>> BEGIN
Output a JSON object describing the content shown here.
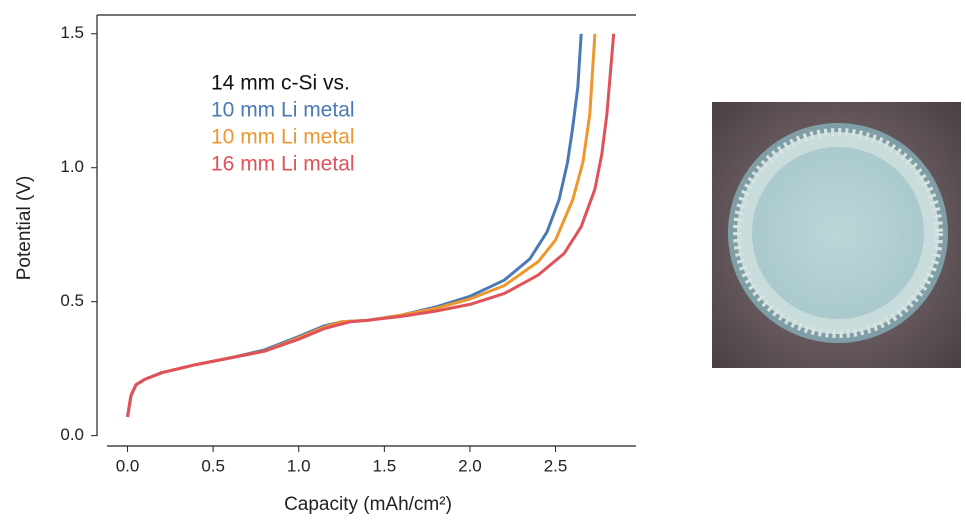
{
  "chart_data": {
    "type": "line",
    "xlabel": "Capacity (mAh/cm²)",
    "ylabel": "Potential (V)",
    "legend_title": "14 mm c-Si vs.",
    "legend": "upper left",
    "xlim": [
      -0.12,
      2.97
    ],
    "ylim": [
      -0.02,
      1.57
    ],
    "xticks": [
      {
        "value": 0,
        "label": "0.0"
      },
      0.5,
      {
        "value": 1,
        "label": "1.0"
      },
      1.5,
      {
        "value": 2,
        "label": "2.0"
      },
      2.5
    ],
    "yticks": [
      {
        "value": 0,
        "label": "0.0"
      },
      0.5,
      {
        "value": 1,
        "label": "1.0"
      },
      1.5
    ],
    "series": [
      {
        "name": "10 mm Li metal",
        "color": "#4a7ab5",
        "x": [
          0,
          0.02,
          0.05,
          0.1,
          0.2,
          0.4,
          0.6,
          0.8,
          1.0,
          1.15,
          1.25,
          1.4,
          1.6,
          1.8,
          2.0,
          2.2,
          2.35,
          2.45,
          2.52,
          2.57,
          2.6,
          2.63,
          2.65
        ],
        "values": [
          0.07,
          0.15,
          0.19,
          0.21,
          0.235,
          0.265,
          0.29,
          0.32,
          0.37,
          0.41,
          0.425,
          0.43,
          0.45,
          0.48,
          0.52,
          0.58,
          0.66,
          0.76,
          0.88,
          1.02,
          1.15,
          1.3,
          1.5
        ]
      },
      {
        "name": "10 mm Li metal",
        "color": "#f0962e",
        "x": [
          0,
          0.02,
          0.05,
          0.1,
          0.2,
          0.4,
          0.6,
          0.8,
          1.0,
          1.15,
          1.25,
          1.4,
          1.6,
          1.8,
          2.0,
          2.2,
          2.4,
          2.5,
          2.6,
          2.66,
          2.7,
          2.73
        ],
        "values": [
          0.07,
          0.15,
          0.19,
          0.21,
          0.235,
          0.265,
          0.29,
          0.315,
          0.365,
          0.405,
          0.425,
          0.43,
          0.45,
          0.475,
          0.51,
          0.56,
          0.65,
          0.73,
          0.88,
          1.02,
          1.2,
          1.5
        ]
      },
      {
        "name": "16 mm Li metal",
        "color": "#e0525a",
        "x": [
          0,
          0.02,
          0.05,
          0.1,
          0.2,
          0.4,
          0.6,
          0.8,
          1.0,
          1.15,
          1.3,
          1.4,
          1.6,
          1.8,
          2.0,
          2.2,
          2.4,
          2.55,
          2.65,
          2.73,
          2.77,
          2.8,
          2.84
        ],
        "values": [
          0.07,
          0.15,
          0.19,
          0.21,
          0.235,
          0.265,
          0.29,
          0.315,
          0.36,
          0.4,
          0.425,
          0.43,
          0.445,
          0.465,
          0.49,
          0.53,
          0.6,
          0.68,
          0.78,
          0.92,
          1.05,
          1.2,
          1.5
        ]
      }
    ]
  }
}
>> END
WORK TO BE COMPLETED
Each record above should come back exactly the same, only without its pictures.

COMPLETED TASK
Output a JSON object describing the content shown here.
{
  "chart_data": {
    "type": "line",
    "xlabel": "Capacity (mAh/cm²)",
    "ylabel": "Potential (V)",
    "legend_title": "14 mm c-Si vs.",
    "legend": "upper left",
    "xlim": [
      -0.12,
      2.97
    ],
    "ylim": [
      -0.02,
      1.57
    ],
    "xticks": [
      {
        "value": 0,
        "label": "0.0"
      },
      0.5,
      {
        "value": 1,
        "label": "1.0"
      },
      1.5,
      {
        "value": 2,
        "label": "2.0"
      },
      2.5
    ],
    "yticks": [
      {
        "value": 0,
        "label": "0.0"
      },
      0.5,
      {
        "value": 1,
        "label": "1.0"
      },
      1.5
    ],
    "series": [
      {
        "name": "10 mm Li metal",
        "color": "#4a7ab5",
        "x": [
          0,
          0.02,
          0.05,
          0.1,
          0.2,
          0.4,
          0.6,
          0.8,
          1.0,
          1.15,
          1.25,
          1.4,
          1.6,
          1.8,
          2.0,
          2.2,
          2.35,
          2.45,
          2.52,
          2.57,
          2.6,
          2.63,
          2.65
        ],
        "values": [
          0.07,
          0.15,
          0.19,
          0.21,
          0.235,
          0.265,
          0.29,
          0.32,
          0.37,
          0.41,
          0.425,
          0.43,
          0.45,
          0.48,
          0.52,
          0.58,
          0.66,
          0.76,
          0.88,
          1.02,
          1.15,
          1.3,
          1.5
        ]
      },
      {
        "name": "10 mm Li metal",
        "color": "#f0962e",
        "x": [
          0,
          0.02,
          0.05,
          0.1,
          0.2,
          0.4,
          0.6,
          0.8,
          1.0,
          1.15,
          1.25,
          1.4,
          1.6,
          1.8,
          2.0,
          2.2,
          2.4,
          2.5,
          2.6,
          2.66,
          2.7,
          2.73
        ],
        "values": [
          0.07,
          0.15,
          0.19,
          0.21,
          0.235,
          0.265,
          0.29,
          0.315,
          0.365,
          0.405,
          0.425,
          0.43,
          0.45,
          0.475,
          0.51,
          0.56,
          0.65,
          0.73,
          0.88,
          1.02,
          1.2,
          1.5
        ]
      },
      {
        "name": "16 mm Li metal",
        "color": "#e0525a",
        "x": [
          0,
          0.02,
          0.05,
          0.1,
          0.2,
          0.4,
          0.6,
          0.8,
          1.0,
          1.15,
          1.3,
          1.4,
          1.6,
          1.8,
          2.0,
          2.2,
          2.4,
          2.55,
          2.65,
          2.73,
          2.77,
          2.8,
          2.84
        ],
        "values": [
          0.07,
          0.15,
          0.19,
          0.21,
          0.235,
          0.265,
          0.29,
          0.315,
          0.36,
          0.4,
          0.425,
          0.43,
          0.445,
          0.465,
          0.49,
          0.53,
          0.6,
          0.68,
          0.78,
          0.92,
          1.05,
          1.2,
          1.5
        ]
      }
    ]
  }
}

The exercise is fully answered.